* Begin TASK INPUT *

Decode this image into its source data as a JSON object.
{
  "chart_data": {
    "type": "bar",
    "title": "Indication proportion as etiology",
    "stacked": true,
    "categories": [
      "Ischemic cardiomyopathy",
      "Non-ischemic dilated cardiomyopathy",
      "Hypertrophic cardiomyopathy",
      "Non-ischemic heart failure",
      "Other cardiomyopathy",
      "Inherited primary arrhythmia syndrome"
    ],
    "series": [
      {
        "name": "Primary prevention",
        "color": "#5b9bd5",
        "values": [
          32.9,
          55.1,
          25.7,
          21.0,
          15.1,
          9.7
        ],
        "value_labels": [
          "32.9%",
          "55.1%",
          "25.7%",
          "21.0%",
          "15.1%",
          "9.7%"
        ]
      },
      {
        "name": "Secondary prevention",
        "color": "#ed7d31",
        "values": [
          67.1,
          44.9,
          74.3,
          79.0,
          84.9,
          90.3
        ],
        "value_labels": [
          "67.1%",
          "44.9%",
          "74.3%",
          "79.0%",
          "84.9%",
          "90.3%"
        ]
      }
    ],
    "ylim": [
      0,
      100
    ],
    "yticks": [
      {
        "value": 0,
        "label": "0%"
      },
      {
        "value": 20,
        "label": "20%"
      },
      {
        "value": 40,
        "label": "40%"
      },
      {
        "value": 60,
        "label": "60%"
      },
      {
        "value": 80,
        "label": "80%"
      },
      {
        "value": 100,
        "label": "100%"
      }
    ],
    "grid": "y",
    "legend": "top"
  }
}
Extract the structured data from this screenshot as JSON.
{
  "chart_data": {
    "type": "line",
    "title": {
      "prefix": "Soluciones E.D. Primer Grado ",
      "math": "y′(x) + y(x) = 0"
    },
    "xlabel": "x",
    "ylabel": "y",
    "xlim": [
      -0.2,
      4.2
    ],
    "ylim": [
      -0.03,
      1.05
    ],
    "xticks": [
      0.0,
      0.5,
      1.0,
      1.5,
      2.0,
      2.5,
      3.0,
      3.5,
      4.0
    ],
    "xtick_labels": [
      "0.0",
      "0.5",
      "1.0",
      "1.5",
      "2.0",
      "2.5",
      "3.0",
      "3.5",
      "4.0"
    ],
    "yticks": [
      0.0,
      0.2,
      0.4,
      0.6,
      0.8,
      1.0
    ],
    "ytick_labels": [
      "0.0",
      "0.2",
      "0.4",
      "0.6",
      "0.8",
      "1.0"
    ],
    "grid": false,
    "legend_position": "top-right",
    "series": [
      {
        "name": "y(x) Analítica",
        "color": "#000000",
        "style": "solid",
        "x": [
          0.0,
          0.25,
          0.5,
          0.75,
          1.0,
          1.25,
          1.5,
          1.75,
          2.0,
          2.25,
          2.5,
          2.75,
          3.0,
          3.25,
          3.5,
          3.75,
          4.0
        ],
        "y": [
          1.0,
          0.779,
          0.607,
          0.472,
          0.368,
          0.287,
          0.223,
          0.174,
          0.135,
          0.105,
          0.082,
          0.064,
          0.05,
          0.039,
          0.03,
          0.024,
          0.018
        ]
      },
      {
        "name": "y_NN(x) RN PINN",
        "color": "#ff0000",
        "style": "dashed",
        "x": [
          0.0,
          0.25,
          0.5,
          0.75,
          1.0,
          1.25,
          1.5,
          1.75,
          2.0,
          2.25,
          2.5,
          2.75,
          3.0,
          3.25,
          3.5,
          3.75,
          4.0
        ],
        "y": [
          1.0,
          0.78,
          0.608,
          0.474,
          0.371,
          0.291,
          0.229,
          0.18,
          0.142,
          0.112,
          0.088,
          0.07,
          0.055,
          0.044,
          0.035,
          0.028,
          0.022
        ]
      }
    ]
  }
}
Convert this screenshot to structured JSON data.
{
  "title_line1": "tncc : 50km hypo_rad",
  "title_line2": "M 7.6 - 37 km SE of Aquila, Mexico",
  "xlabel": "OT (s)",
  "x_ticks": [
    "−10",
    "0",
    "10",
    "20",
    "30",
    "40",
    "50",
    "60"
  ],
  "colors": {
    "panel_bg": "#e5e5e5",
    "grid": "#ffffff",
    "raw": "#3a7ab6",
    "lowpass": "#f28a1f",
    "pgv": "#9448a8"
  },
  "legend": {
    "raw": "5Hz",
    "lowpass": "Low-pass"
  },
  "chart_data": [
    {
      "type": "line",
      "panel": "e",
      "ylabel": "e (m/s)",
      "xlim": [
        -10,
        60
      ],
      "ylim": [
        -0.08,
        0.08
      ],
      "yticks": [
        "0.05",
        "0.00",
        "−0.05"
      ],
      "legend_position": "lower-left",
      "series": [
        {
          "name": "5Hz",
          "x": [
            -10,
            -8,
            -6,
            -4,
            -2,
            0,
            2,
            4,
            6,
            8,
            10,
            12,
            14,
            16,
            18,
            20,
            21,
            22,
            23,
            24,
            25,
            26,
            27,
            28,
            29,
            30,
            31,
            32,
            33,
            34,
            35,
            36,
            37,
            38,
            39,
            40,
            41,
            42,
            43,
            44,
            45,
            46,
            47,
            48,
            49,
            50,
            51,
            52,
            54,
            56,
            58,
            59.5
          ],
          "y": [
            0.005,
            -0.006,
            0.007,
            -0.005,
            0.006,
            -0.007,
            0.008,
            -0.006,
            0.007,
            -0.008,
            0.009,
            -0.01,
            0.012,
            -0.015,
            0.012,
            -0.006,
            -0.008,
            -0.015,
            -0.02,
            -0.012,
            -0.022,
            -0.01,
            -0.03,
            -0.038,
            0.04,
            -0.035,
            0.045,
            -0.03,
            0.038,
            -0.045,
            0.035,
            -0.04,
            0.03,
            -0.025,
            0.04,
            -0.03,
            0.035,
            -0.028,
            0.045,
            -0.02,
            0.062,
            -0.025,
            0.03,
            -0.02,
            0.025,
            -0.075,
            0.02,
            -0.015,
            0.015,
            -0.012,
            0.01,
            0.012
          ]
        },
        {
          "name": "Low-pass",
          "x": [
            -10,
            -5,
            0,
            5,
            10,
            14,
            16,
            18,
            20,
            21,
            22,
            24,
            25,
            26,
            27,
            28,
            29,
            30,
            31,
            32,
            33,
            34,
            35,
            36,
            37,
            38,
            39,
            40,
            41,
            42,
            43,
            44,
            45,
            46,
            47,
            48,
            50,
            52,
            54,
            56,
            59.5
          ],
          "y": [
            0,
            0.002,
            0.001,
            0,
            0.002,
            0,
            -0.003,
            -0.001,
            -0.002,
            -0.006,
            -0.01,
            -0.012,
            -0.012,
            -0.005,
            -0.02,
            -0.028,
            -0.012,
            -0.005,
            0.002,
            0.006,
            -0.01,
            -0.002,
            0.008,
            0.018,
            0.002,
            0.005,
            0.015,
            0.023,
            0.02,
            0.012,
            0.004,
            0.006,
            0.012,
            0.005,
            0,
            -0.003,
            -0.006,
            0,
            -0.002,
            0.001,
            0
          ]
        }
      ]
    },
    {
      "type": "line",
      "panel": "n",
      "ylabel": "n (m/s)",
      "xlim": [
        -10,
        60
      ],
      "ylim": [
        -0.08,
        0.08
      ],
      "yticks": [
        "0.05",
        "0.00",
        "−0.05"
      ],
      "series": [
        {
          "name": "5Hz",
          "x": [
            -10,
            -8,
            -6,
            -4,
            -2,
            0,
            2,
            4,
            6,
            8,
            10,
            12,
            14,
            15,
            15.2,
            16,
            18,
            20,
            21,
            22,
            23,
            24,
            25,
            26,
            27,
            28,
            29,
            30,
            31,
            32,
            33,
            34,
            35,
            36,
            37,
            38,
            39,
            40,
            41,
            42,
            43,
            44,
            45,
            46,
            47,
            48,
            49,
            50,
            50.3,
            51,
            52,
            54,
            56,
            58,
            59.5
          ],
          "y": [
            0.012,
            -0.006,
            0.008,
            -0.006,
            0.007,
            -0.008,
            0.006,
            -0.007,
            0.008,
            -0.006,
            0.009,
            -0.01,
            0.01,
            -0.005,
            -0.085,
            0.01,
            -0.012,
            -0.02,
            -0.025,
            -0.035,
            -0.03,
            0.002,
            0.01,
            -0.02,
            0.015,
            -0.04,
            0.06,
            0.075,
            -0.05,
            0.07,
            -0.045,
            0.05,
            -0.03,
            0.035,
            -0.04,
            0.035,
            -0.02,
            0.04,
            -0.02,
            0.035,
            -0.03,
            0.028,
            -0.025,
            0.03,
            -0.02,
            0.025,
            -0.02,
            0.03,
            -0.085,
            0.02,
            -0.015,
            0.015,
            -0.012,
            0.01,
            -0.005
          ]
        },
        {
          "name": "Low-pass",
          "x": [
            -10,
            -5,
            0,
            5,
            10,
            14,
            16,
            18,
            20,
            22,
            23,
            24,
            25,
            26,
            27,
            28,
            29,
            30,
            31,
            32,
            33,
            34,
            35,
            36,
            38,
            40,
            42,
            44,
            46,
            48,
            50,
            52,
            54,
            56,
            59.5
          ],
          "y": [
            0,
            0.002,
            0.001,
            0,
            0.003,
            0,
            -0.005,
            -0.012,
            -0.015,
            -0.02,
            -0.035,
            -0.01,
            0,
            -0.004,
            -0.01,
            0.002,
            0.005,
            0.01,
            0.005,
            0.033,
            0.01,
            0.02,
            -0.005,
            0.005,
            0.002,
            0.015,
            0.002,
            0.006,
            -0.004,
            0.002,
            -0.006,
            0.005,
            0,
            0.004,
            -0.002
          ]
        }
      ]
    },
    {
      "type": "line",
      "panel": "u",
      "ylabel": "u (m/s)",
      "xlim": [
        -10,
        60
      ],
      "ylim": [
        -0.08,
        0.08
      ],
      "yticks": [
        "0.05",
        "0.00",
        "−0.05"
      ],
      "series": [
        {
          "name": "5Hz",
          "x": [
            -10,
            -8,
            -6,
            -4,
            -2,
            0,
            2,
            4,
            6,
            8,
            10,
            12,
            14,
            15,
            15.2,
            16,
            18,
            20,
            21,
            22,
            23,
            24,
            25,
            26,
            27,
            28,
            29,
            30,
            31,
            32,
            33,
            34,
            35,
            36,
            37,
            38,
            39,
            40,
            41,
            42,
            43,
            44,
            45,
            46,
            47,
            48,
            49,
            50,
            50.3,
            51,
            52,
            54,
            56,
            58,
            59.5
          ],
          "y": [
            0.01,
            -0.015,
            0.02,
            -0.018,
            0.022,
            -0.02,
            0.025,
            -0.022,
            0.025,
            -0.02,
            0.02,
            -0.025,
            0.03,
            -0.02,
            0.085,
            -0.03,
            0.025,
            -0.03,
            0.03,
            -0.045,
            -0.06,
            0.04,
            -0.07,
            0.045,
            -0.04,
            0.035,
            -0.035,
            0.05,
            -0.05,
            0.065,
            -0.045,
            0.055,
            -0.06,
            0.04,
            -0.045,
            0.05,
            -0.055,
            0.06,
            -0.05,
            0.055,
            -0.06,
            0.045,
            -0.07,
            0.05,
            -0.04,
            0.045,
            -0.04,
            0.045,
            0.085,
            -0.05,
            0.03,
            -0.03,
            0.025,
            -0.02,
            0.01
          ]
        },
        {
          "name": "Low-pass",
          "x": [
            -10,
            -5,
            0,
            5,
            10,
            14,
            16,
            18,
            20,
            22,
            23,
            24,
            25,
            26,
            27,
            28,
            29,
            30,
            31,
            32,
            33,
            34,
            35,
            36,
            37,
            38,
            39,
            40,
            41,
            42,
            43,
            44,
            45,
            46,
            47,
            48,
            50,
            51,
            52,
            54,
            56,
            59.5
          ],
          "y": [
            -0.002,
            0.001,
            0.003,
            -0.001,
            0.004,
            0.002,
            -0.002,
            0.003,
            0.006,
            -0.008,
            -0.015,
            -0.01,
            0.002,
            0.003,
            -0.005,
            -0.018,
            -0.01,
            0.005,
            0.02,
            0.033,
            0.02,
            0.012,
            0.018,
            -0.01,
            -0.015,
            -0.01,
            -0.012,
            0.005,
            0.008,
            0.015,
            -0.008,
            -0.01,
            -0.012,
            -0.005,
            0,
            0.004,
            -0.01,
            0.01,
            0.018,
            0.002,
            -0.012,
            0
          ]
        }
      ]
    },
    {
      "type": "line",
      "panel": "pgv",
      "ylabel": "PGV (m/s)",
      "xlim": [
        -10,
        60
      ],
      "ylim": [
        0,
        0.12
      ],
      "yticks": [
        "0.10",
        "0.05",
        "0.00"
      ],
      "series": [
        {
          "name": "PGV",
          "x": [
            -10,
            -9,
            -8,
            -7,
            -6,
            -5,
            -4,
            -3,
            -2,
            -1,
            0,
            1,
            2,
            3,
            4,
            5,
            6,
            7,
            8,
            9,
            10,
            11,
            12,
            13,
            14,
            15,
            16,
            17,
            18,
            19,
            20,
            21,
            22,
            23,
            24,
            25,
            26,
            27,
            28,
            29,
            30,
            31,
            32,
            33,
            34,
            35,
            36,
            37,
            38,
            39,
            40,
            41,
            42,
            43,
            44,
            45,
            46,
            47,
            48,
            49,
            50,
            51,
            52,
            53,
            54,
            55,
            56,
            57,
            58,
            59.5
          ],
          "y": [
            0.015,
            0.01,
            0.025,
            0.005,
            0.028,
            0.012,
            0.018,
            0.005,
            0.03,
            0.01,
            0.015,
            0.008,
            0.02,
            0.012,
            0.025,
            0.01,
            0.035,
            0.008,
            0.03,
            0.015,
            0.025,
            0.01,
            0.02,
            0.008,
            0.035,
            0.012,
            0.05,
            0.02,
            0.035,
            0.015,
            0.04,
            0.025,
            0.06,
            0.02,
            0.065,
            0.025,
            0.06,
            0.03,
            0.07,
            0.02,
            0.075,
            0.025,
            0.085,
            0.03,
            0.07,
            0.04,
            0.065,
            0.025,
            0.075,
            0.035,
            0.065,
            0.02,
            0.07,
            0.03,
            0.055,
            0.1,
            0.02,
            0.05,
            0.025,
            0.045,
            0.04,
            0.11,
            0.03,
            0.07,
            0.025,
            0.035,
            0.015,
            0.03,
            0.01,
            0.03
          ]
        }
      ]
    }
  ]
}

* End TASK INPUT *

WHAT IS REQUIRED: Every line above that contains the word "ylabel" should be reported.

ANSWER TO THE EXERCISE:
    "ylabel": "y",
      "ylabel": "e (m/s)",
      "ylabel": "n (m/s)",
      "ylabel": "u (m/s)",
      "ylabel": "PGV (m/s)",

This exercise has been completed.